(Stored items)

## start

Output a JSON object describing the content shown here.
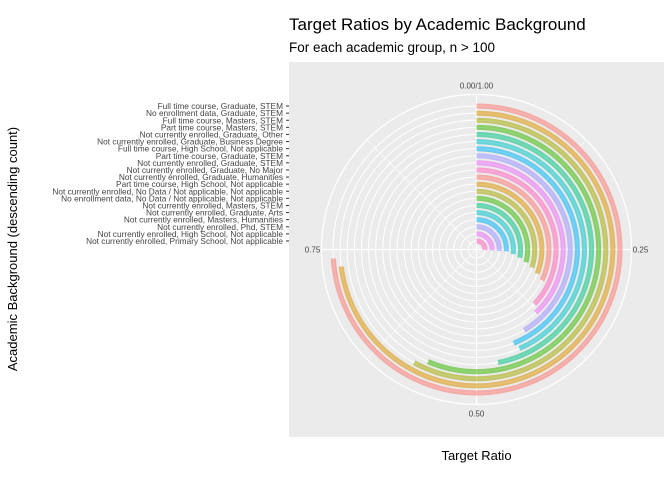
{
  "chart_data": {
    "type": "bar",
    "coord": "polar",
    "title": "Target Ratios by Academic Background",
    "subtitle": "For each academic group, n > 100",
    "xlabel": "Target Ratio",
    "ylabel": "Academic Background (descending count)",
    "xlim": [
      0,
      1
    ],
    "theta_ticks": [
      {
        "value": 0,
        "label": "0.00/1.00"
      },
      {
        "value": 0.25,
        "label": "0.25"
      },
      {
        "value": 0.5,
        "label": "0.50"
      },
      {
        "value": 0.75,
        "label": "0.75"
      }
    ],
    "grid": true,
    "legend": "none",
    "categories": [
      "Full time course, Graduate, STEM",
      "No enrollment data, Graduate, STEM",
      "Full time course, Masters, STEM",
      "Part time course, Masters, STEM",
      "Not currently enrolled, Graduate, Other",
      "Not currently enrolled, Graduate, Business Degree",
      "Full time course, High School, Not applicable",
      "Part time course, Graduate, STEM",
      "Not currently enrolled, Graduate, STEM",
      "Not currently enrolled, Graduate, No Major",
      "Not currently enrolled, Graduate, Humanities",
      "Part time course, High School, Not applicable",
      "Not currently enrolled, No Data / Not applicable, Not applicable",
      "No enrollment data, No Data / Not applicable, Not applicable",
      "Not currently enrolled, Masters, STEM",
      "Not currently enrolled, Graduate, Arts",
      "Not currently enrolled, Masters, Humanities",
      "Not currently enrolled, Phd, STEM",
      "Not currently enrolled, High School, Not applicable",
      "Not currently enrolled, Primary School, Not applicable"
    ],
    "values": [
      0.74,
      0.73,
      0.58,
      0.565,
      0.47,
      0.435,
      0.44,
      0.415,
      0.38,
      0.37,
      0.32,
      0.31,
      0.3,
      0.29,
      0.28,
      0.27,
      0.26,
      0.26,
      0.26,
      0.26
    ],
    "colors": [
      "#F8766D",
      "#D89000",
      "#A3A500",
      "#39B600",
      "#00BF7D",
      "#00BFC4",
      "#00B0F6",
      "#9590FF",
      "#E76BF3",
      "#FF62BC"
    ],
    "bar_alpha": 0.55,
    "panel_background": "#EBEBEB",
    "grid_color": "#FFFFFF"
  }
}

## end

For the entries above, count the lines that contain the string "Humanities", and state that number without further comment.

2